**Consigne:**
Veuillez recopier à l'identique le passage du texte sur la lettre de Benoît XVI qui commence par « La chronique a » et se poursuit jusqu'à « groupe des défenseurs. ».

**Source:**
»»

Renato Farina commente avec finesse et- délicatesse le soi-disant mea culpa du Pape émérite, dans une lettre qui au fond a été peu médiatisée (gêne-t-elle, comme son auteur?), et malheureusement le plus souvent mal comprise par ceux qui l’ont lue par devoir professionnel plus que par intérêt pour son contenu, au-delà du mot-talisman « je m’excuse » (au moins si j’en crois ma revue d’internet)

Sa Sainteté le Pape émérite Benoît XVI sur l’essence du christianisme. Il jette ses filets pour la dernière fois, dans une mer où l’Église ne pêche plus…

Hier matin a été diffusée la lettre de Benoît XVI aux « chers frères et sœurs » de son diocèse d’origine, Munich et Freising, qu’il ressent toujours comme « ma patrie » la Bavière. Quel genre de lettre est-ce ? De la défense ? Une contre-attaque ? C’est l’offrande de son âme et de son corps au monde entier comme le ferait un enfant, afin que celui-ci le juge en attendant cet autre Juge. Il est confronté à la mort, mais il est « heureux » comme un petit enfant à peine sevré et qui sera bientôt dans les bras de sa mère.

La chronique a des obligations. Elle nous oblige à préciser que cette lettre a été écrite en réponse à l’accusation portée par une commission indépendante et soutenue par la présidence des évêques allemands, selon laquelle il aurait toléré et protégé des prêtres pédophiles dans quatre cas alors qu’il était archevêque en Bavière entre 1977 et 1982. Dans cette lettre, Joseph Ratzinger, qui signe Benoît XVI, figure au sommet de l’Église depuis plus de quarante ans, assume la responsabilité personnelle de l’horreur des abus infligés par des prêtres à de jeunes garçons. Comment était-il possible de ne pas l’empêcher, de laisser l’humus de l’horreur être arrosé par l’indifférence de la hiérarchie? Pourtant, Ratzinger refuse fermement l’accusation d’être un « menteur », il n’a pas menti : il y a eu une erreur matérielle dans la transcription de certaines phrases par le groupe des défenseurs.

Mais ce n’est pas le bon résumé. La première réaction à cette lettre du pape émérite, à lire d’une traite, pour sa prose limpide et simple, est l’émerveillement. Mais qui est cet homme ? D’où est-il tombé parmi nous, mortels, à l’âge de 95 ans qu’il aura en avril, un être capable d’une telle espérance, qui s’accuse de tout, s’avoue pécheur, et pourtant, avec la même force cristalline, annonce que le mal n’est pas le dernier mot qui définit l’expérience humaine, ni la dernière phrase qui marque l’Église-prostituée-vierge: les iniquités de ses prêtres et de ses dirigeants ne prévaudront pas.

««

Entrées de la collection
»»

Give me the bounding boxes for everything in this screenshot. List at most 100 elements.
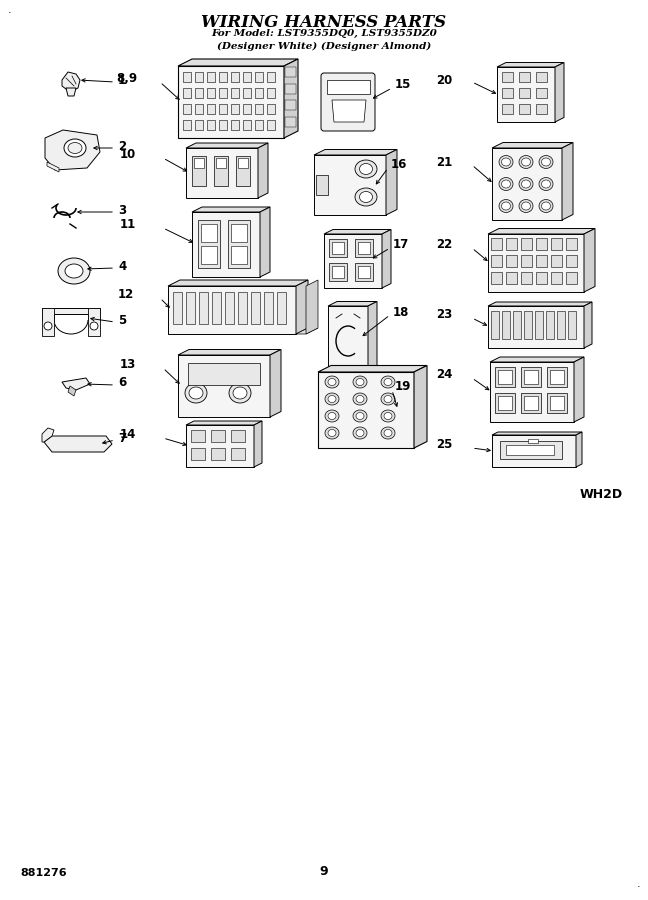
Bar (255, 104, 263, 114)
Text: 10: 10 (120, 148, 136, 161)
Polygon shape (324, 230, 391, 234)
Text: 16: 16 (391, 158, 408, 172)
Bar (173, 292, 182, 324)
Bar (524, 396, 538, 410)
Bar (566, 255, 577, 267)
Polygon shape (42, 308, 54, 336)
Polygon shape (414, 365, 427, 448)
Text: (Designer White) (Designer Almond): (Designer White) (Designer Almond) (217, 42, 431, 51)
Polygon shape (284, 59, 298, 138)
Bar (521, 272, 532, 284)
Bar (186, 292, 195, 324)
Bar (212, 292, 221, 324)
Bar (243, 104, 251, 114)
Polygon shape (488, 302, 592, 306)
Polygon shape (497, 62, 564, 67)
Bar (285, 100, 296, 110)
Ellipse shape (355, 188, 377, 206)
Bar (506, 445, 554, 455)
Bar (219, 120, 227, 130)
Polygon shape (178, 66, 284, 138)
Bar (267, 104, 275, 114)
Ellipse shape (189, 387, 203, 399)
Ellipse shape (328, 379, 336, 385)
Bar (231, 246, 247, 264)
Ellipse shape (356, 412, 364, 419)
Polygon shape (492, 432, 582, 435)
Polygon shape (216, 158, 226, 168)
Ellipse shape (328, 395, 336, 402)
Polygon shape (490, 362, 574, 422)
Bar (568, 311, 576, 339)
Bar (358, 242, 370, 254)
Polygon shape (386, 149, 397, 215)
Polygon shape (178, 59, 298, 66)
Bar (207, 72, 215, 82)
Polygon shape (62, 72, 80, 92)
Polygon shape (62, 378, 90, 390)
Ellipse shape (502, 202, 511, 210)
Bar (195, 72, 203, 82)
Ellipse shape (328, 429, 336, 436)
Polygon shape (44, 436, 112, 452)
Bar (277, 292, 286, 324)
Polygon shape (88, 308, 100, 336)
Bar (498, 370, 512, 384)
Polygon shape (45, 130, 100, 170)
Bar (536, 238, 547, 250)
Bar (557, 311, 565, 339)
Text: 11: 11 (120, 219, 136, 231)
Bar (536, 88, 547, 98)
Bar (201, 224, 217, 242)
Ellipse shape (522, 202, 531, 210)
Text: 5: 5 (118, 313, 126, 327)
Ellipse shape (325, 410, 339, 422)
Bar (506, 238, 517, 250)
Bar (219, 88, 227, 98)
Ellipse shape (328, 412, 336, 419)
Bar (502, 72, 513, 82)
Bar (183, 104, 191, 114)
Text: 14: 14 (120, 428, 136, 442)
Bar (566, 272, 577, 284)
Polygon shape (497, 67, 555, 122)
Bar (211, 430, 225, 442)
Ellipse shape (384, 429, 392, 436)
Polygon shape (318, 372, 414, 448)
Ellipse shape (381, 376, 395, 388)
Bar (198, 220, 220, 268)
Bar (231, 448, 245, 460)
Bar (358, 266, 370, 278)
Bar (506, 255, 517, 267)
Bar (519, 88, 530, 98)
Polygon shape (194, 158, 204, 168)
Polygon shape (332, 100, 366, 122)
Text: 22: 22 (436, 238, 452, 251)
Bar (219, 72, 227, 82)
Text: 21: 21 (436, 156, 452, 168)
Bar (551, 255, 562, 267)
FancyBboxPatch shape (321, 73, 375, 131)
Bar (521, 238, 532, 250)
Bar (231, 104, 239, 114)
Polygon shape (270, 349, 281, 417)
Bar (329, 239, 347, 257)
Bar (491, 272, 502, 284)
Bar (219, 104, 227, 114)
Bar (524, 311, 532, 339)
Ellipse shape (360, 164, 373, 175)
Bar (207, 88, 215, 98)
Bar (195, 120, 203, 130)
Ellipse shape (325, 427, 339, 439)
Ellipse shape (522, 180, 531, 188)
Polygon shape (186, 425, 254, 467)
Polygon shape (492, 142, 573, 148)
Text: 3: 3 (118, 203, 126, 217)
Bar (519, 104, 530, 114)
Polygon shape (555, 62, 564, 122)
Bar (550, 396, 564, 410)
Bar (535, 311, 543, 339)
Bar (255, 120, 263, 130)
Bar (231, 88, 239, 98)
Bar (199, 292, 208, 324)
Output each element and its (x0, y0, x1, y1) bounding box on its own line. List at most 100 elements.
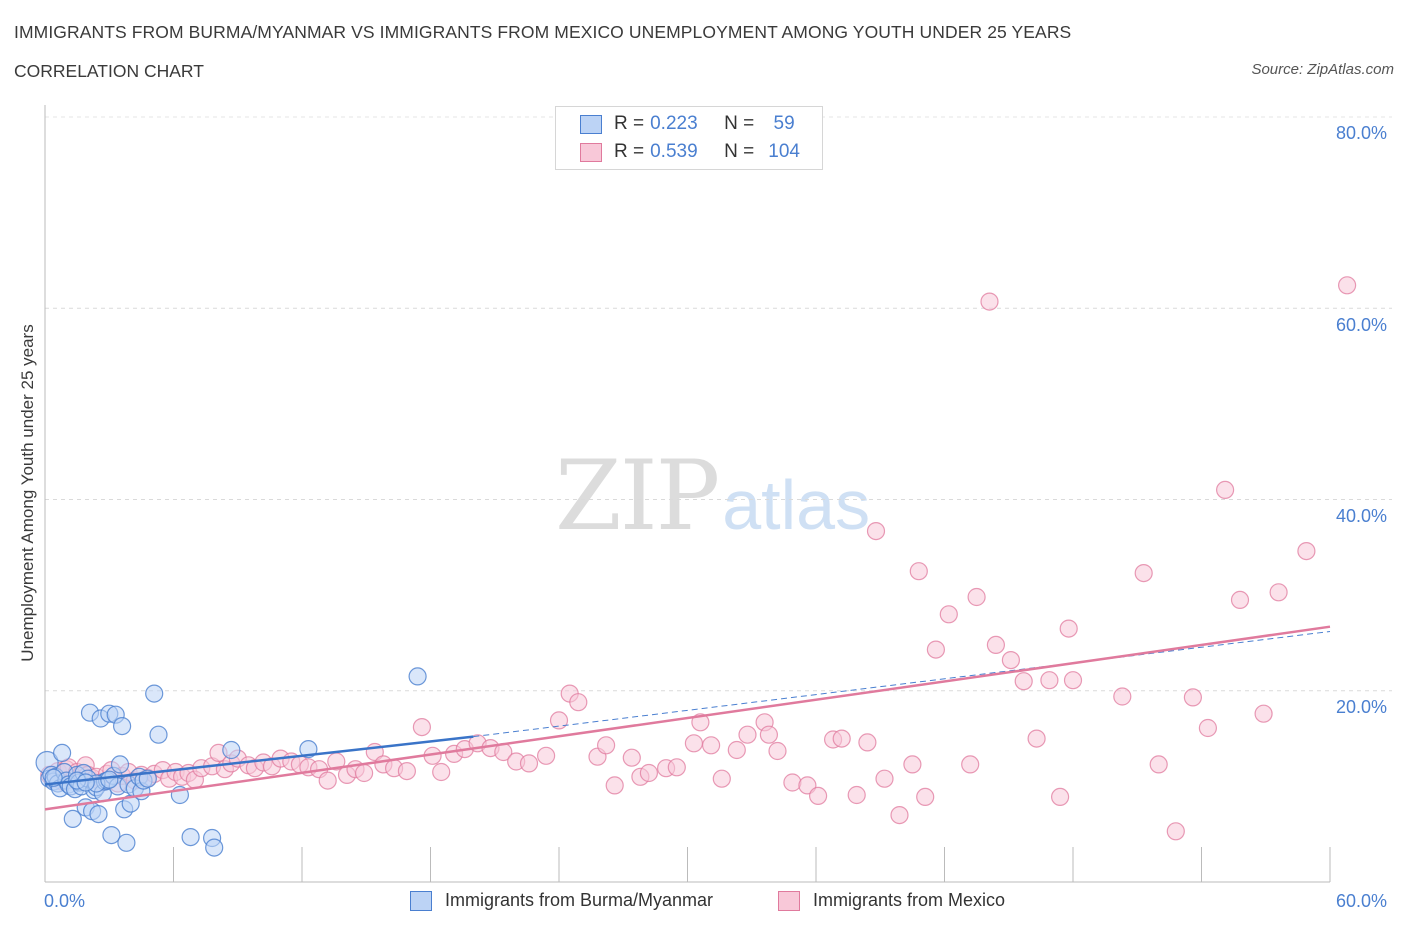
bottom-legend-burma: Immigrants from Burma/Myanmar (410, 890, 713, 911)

««

**Réponse:**
La chronique a des obligations. Elle nous oblige à préciser que cette lettre a été écrite en réponse à l’accusation portée par une commission indépendante et soutenue par la présidence des évêques allemands, selon laquelle il aurait toléré et protégé des prêtres pédophiles dans quatre cas alors qu’il était archevêque en Bavière entre 1977 et 1982. Dans cette lettre, Joseph Ratzinger, qui signe Benoît XVI, figure au sommet de l’Église depuis plus de quarante ans, assume la responsabilité personnelle de l’horreur des abus infligés par des prêtres à de jeunes garçons. Comment était-il possible de ne pas l’empêcher, de laisser l’humus de l’horreur être arrosé par l’indifférence de la hiérarchie? Pourtant, Ratzinger refuse fermement l’accusation d’être un « menteur », il n’a pas menti : il y a eu une erreur matérielle dans la transcription de certaines phrases par le groupe des défenseurs.